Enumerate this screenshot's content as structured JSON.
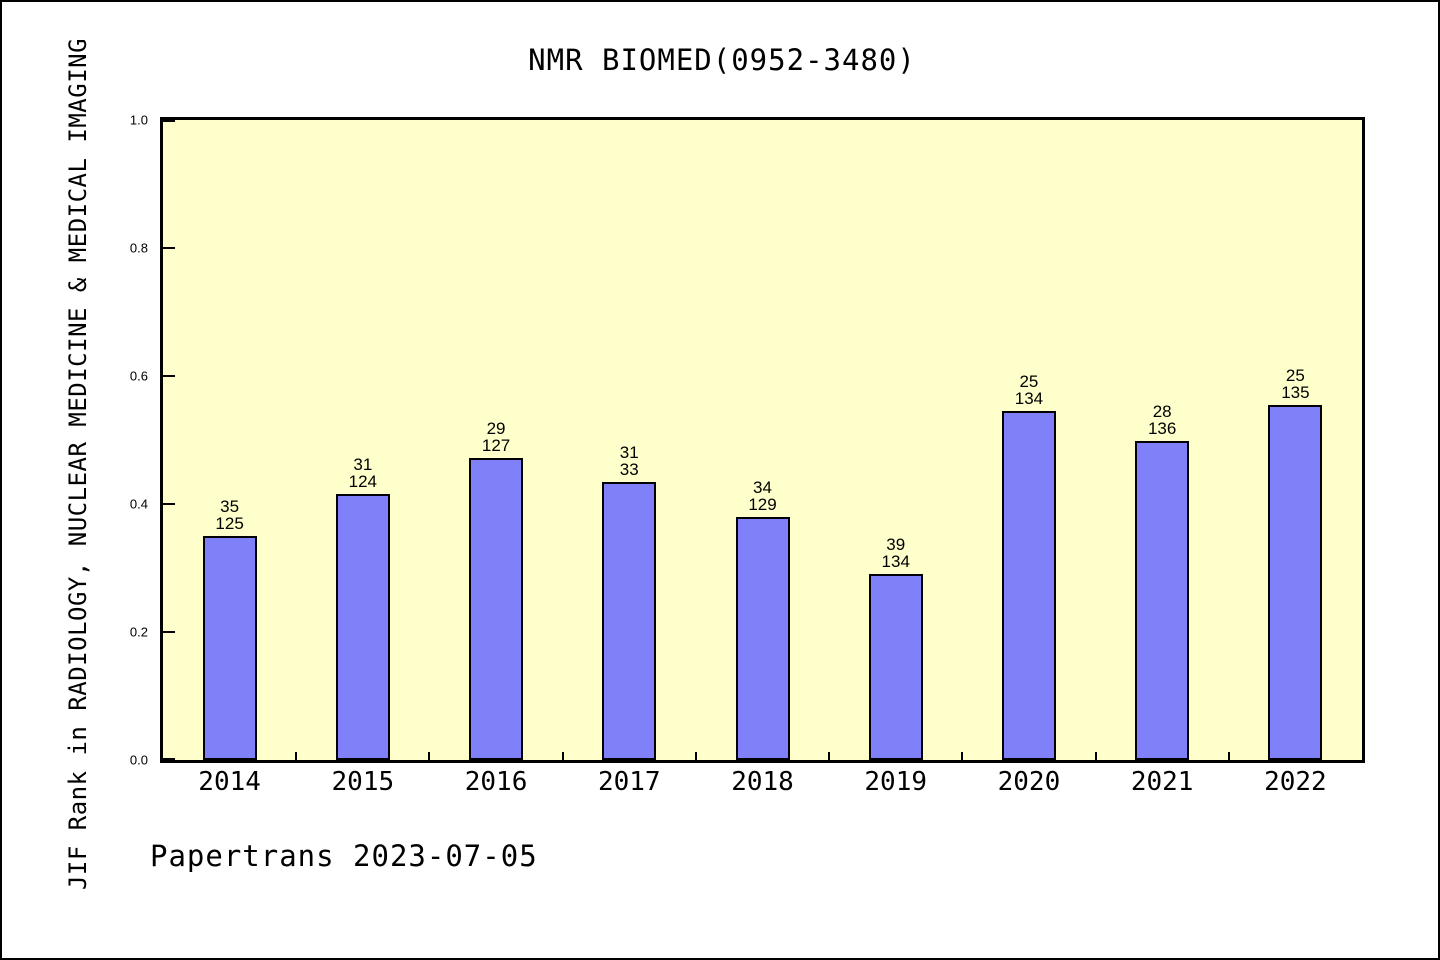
{
  "chart_data": {
    "type": "bar",
    "title": "NMR BIOMED(0952-3480)",
    "ylabel": "JIF Rank in RADIOLOGY, NUCLEAR MEDICINE & MEDICAL IMAGING",
    "xlabel": "",
    "footer": "Papertrans 2023-07-05",
    "categories": [
      "2014",
      "2015",
      "2016",
      "2017",
      "2018",
      "2019",
      "2020",
      "2021",
      "2022"
    ],
    "values": [
      0.35,
      0.415,
      0.472,
      0.435,
      0.38,
      0.29,
      0.545,
      0.499,
      0.554
    ],
    "bar_labels": [
      [
        "35",
        "125"
      ],
      [
        "31",
        "124"
      ],
      [
        "29",
        "127"
      ],
      [
        "31",
        "33"
      ],
      [
        "34",
        "129"
      ],
      [
        "39",
        "134"
      ],
      [
        "25",
        "134"
      ],
      [
        "28",
        "136"
      ],
      [
        "25",
        "135"
      ]
    ],
    "ylim": [
      0.0,
      1.0
    ],
    "ytick_labels": [
      "1.0",
      "0.8",
      "0.6",
      "0.4",
      "0.2",
      "0.0"
    ],
    "grid": false,
    "legend": "none",
    "colors": {
      "bar_fill": "#8080f8",
      "bar_border": "#000000",
      "plot_background": "#ffffcc",
      "page_background": "#ffffff",
      "text": "#000000"
    }
  }
}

##########

Omit each picture, then return all of the listing exactly as it stands.

* Full solution:
Enumerate this screenshot's content as structured JSON.
{
  "chart_data": {
    "type": "bar",
    "title": "NMR BIOMED(0952-3480)",
    "ylabel": "JIF Rank in RADIOLOGY, NUCLEAR MEDICINE & MEDICAL IMAGING",
    "xlabel": "",
    "footer": "Papertrans 2023-07-05",
    "categories": [
      "2014",
      "2015",
      "2016",
      "2017",
      "2018",
      "2019",
      "2020",
      "2021",
      "2022"
    ],
    "values": [
      0.35,
      0.415,
      0.472,
      0.435,
      0.38,
      0.29,
      0.545,
      0.499,
      0.554
    ],
    "bar_labels": [
      [
        "35",
        "125"
      ],
      [
        "31",
        "124"
      ],
      [
        "29",
        "127"
      ],
      [
        "31",
        "33"
      ],
      [
        "34",
        "129"
      ],
      [
        "39",
        "134"
      ],
      [
        "25",
        "134"
      ],
      [
        "28",
        "136"
      ],
      [
        "25",
        "135"
      ]
    ],
    "ylim": [
      0.0,
      1.0
    ],
    "ytick_labels": [
      "1.0",
      "0.8",
      "0.6",
      "0.4",
      "0.2",
      "0.0"
    ],
    "grid": false,
    "legend": "none",
    "colors": {
      "bar_fill": "#8080f8",
      "bar_border": "#000000",
      "plot_background": "#ffffcc",
      "page_background": "#ffffff",
      "text": "#000000"
    }
  }
}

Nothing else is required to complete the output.